• **PROBLEM REQUIREMENTS**
Reproduce each line exactly. Skip none.

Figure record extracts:
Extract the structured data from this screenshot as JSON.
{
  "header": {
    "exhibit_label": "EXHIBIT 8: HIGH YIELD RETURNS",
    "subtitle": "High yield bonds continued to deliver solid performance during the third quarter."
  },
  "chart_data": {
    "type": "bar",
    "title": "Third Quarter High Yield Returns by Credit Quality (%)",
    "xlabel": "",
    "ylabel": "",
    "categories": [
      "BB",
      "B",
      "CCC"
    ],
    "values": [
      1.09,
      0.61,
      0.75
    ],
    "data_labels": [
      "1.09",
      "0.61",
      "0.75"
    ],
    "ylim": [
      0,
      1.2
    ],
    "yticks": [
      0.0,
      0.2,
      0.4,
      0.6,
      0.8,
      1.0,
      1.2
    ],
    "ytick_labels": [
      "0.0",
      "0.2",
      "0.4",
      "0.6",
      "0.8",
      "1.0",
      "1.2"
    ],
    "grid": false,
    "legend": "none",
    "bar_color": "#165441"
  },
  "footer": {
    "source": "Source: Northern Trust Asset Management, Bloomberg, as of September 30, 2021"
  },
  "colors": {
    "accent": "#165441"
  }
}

• **THE REPLY**
Extract the structured data from this screenshot as JSON.
{
  "header": {
    "exhibit_label": "EXHIBIT 8: HIGH YIELD RETURNS",
    "subtitle": "High yield bonds continued to deliver solid performance during the third quarter."
  },
  "chart_data": {
    "type": "bar",
    "title": "Third Quarter High Yield Returns by Credit Quality (%)",
    "xlabel": "",
    "ylabel": "",
    "categories": [
      "BB",
      "B",
      "CCC"
    ],
    "values": [
      1.09,
      0.61,
      0.75
    ],
    "data_labels": [
      "1.09",
      "0.61",
      "0.75"
    ],
    "ylim": [
      0,
      1.2
    ],
    "yticks": [
      0.0,
      0.2,
      0.4,
      0.6,
      0.8,
      1.0,
      1.2
    ],
    "ytick_labels": [
      "0.0",
      "0.2",
      "0.4",
      "0.6",
      "0.8",
      "1.0",
      "1.2"
    ],
    "grid": false,
    "legend": "none",
    "bar_color": "#165441"
  },
  "footer": {
    "source": "Source: Northern Trust Asset Management, Bloomberg, as of September 30, 2021"
  },
  "colors": {
    "accent": "#165441"
  }
}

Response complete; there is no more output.